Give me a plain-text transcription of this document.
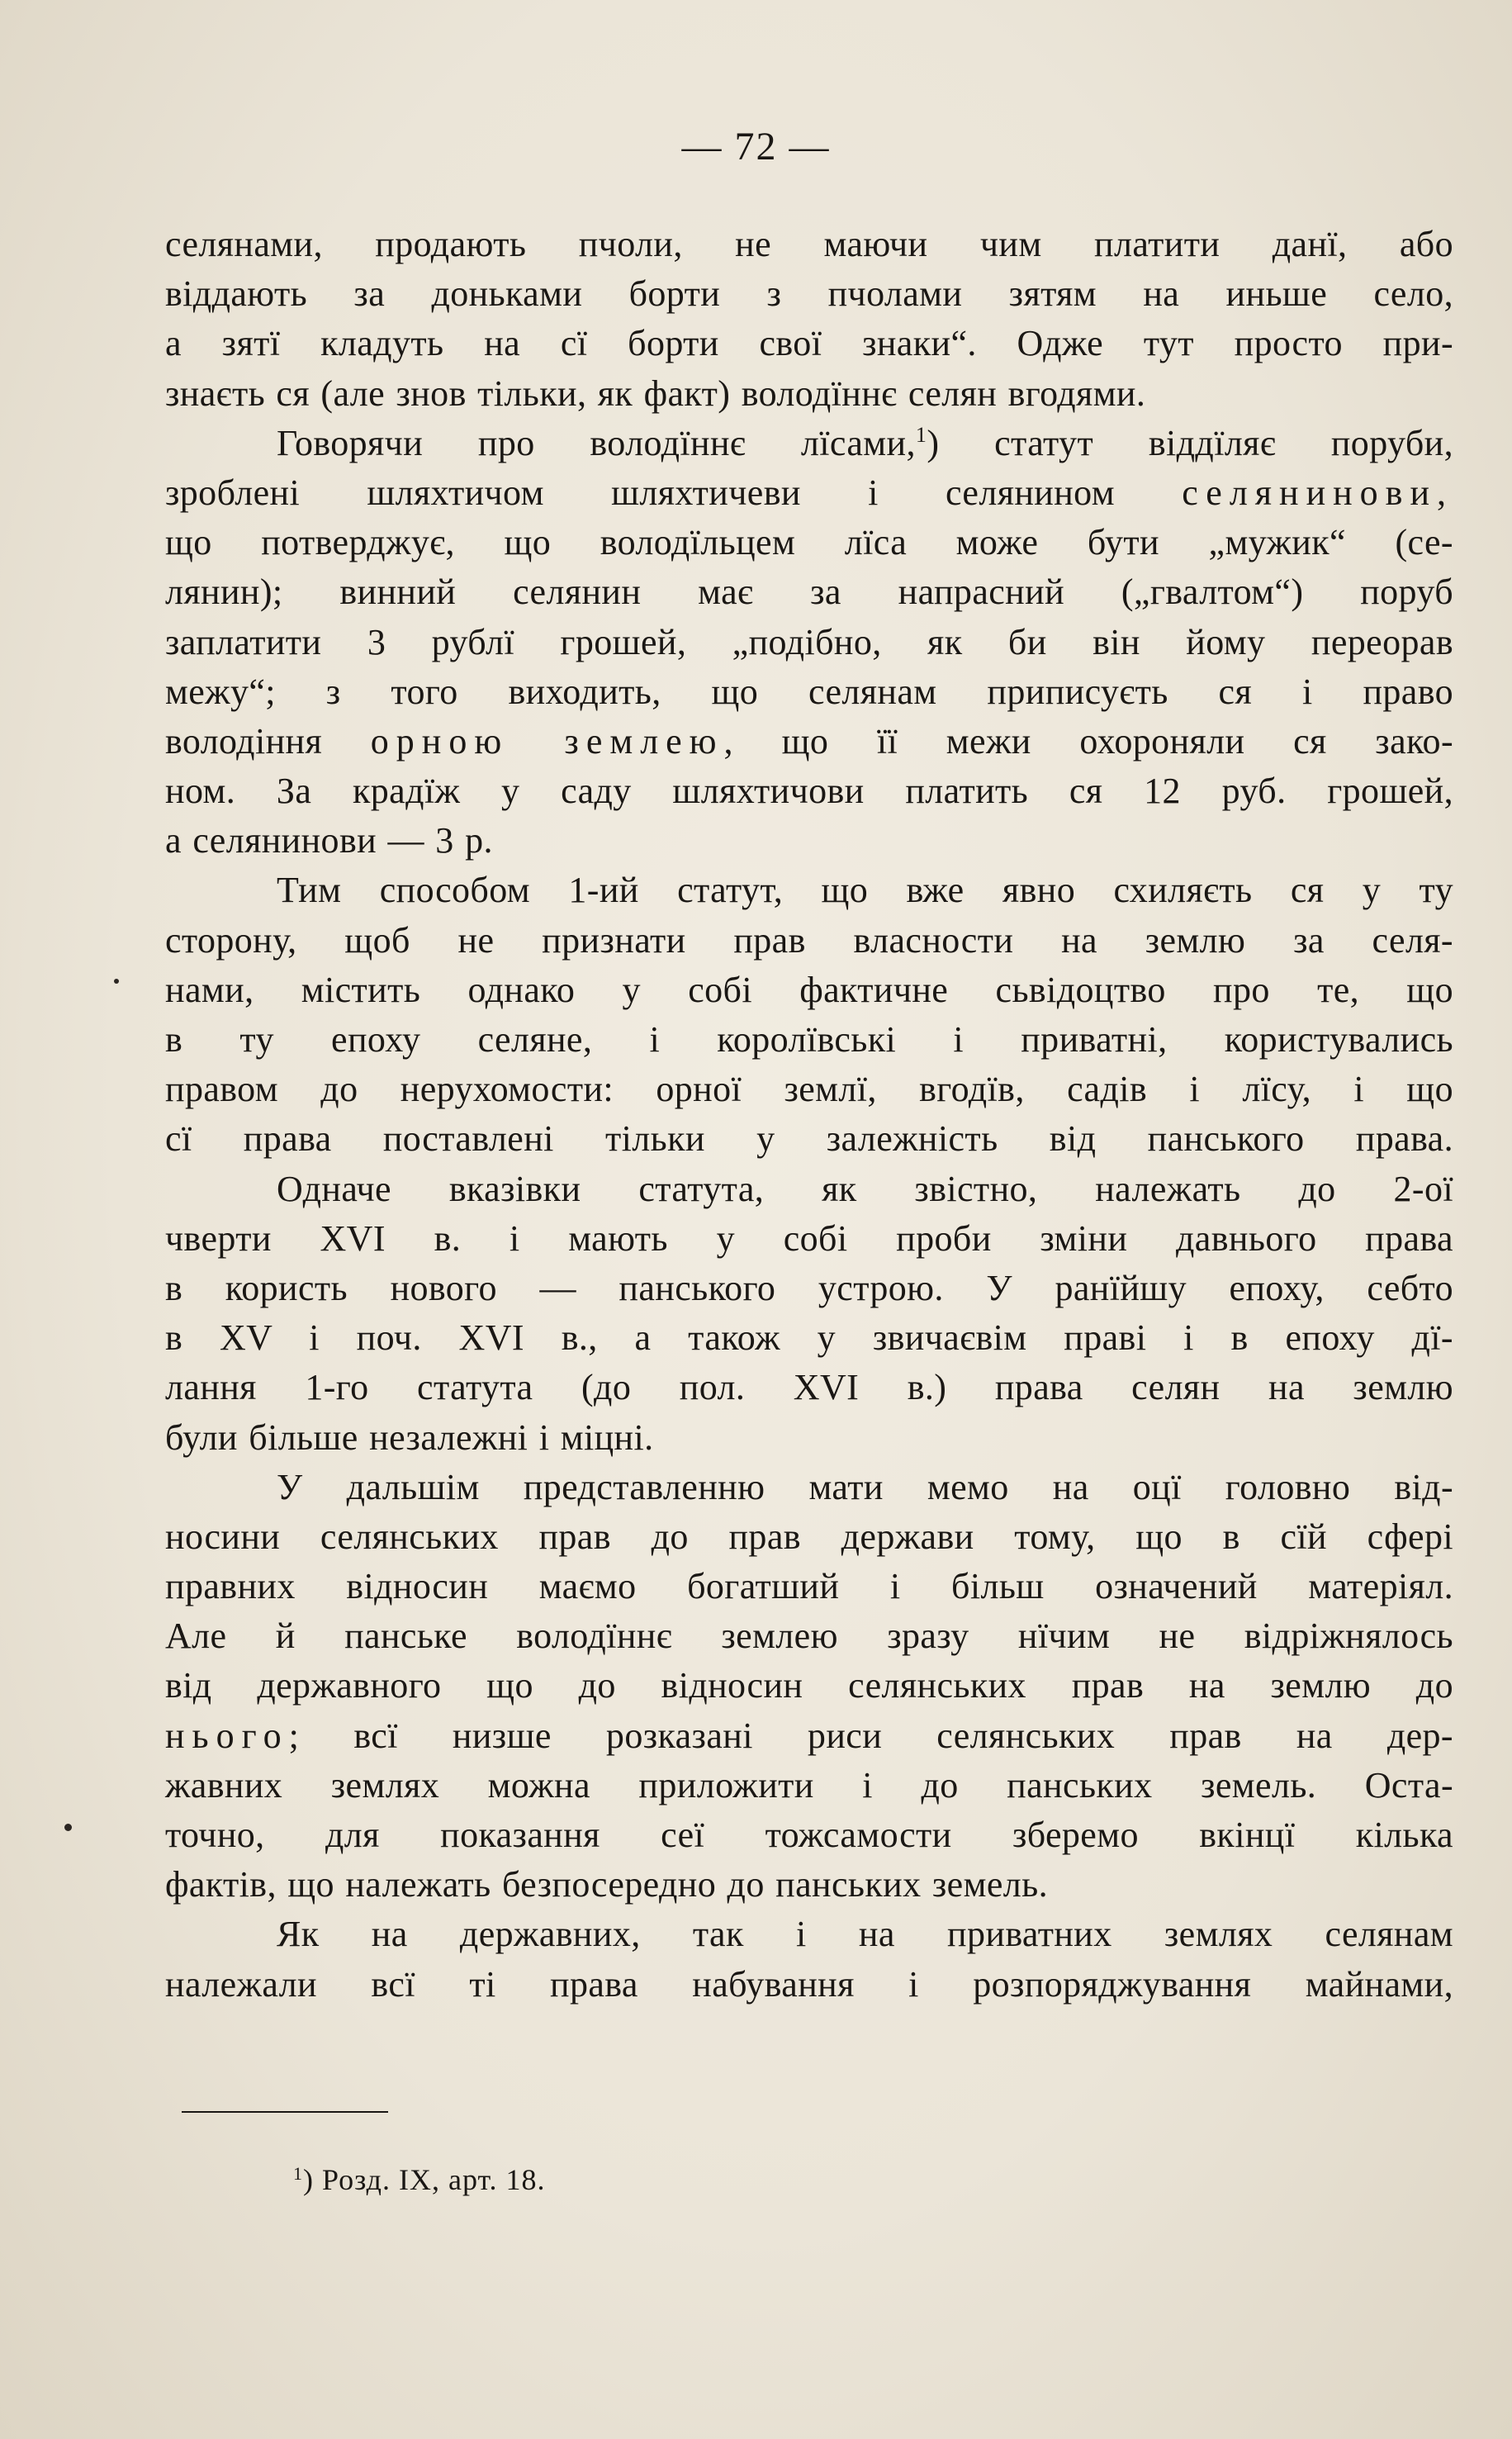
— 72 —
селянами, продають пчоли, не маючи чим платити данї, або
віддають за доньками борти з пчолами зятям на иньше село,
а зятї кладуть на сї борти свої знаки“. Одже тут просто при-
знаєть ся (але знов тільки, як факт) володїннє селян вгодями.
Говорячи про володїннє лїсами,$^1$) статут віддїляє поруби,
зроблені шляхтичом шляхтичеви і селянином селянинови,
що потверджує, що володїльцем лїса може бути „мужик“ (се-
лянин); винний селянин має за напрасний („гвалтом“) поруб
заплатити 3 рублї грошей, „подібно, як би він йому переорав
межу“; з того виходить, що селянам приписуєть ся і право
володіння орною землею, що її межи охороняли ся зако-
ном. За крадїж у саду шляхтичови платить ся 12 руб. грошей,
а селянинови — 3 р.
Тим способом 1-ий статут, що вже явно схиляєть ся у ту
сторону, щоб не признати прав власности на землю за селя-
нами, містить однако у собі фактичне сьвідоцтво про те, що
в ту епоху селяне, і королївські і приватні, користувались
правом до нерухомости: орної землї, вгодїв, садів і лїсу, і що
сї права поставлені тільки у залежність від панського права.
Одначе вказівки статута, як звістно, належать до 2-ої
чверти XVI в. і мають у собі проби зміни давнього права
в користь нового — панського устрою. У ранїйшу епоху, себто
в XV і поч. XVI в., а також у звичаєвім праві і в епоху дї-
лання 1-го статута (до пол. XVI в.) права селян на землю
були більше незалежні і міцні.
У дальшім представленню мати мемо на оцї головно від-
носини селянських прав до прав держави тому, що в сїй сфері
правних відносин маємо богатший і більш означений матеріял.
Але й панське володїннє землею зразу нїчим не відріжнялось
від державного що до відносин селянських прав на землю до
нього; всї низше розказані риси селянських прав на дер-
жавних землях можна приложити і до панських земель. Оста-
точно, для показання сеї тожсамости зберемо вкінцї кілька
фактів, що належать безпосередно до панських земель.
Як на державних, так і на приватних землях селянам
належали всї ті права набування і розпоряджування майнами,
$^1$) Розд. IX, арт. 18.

» Work instructions
Say how many lines of the data include the word "права". Nothing other than the number should be given.

» The result
4